# Start of Source data
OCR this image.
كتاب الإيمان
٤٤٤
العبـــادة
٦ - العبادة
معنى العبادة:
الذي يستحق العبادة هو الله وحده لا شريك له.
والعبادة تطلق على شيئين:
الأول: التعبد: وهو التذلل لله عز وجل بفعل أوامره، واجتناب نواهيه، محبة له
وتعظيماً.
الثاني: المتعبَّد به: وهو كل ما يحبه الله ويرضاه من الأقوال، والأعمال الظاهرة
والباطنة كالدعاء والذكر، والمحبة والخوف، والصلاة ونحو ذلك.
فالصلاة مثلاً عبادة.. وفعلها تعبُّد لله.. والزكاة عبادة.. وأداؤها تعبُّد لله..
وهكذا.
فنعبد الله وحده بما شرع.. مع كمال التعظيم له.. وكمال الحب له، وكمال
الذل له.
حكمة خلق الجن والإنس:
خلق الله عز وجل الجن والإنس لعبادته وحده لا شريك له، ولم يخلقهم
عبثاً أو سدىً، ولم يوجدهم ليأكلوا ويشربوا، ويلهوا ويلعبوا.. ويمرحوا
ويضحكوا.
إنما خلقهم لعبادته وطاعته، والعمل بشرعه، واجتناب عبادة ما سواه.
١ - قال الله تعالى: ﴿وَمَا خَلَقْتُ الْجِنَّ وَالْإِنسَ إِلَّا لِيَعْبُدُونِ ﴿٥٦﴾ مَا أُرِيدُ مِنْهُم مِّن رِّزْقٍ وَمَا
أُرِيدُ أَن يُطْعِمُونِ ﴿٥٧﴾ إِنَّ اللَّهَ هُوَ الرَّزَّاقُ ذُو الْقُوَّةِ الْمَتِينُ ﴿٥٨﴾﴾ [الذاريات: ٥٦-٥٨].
# End of Source data
Work out the count of lines containing the word "الله", then write only that count.

Task answer:
5